Problem to solve →
In the material below, identify each line bearing the word "label". Reproduce those lines.

Figure record extracts:

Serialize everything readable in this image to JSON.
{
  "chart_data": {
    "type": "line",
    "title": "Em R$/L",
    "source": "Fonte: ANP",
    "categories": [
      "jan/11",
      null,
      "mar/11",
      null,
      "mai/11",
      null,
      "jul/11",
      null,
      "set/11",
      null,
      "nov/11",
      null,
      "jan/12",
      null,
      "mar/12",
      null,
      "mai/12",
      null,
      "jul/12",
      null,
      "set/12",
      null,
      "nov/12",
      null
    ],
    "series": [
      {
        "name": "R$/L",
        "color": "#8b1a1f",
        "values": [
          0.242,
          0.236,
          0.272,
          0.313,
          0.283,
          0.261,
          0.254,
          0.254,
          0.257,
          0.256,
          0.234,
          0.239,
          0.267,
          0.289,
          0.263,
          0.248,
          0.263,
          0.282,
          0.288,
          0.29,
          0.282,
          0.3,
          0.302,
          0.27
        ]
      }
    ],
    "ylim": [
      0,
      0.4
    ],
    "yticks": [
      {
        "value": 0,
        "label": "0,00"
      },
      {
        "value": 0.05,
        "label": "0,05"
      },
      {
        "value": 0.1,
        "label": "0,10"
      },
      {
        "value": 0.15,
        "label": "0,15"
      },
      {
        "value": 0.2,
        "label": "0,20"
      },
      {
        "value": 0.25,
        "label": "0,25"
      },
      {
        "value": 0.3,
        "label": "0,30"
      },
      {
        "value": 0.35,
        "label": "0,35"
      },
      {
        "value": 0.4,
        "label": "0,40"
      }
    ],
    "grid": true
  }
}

In response →
        "label": "0,00"
        "label": "0,05"
        "label": "0,10"
        "label": "0,15"
        "label": "0,20"
        "label": "0,25"
        "label": "0,30"
        "label": "0,35"
        "label": "0,40"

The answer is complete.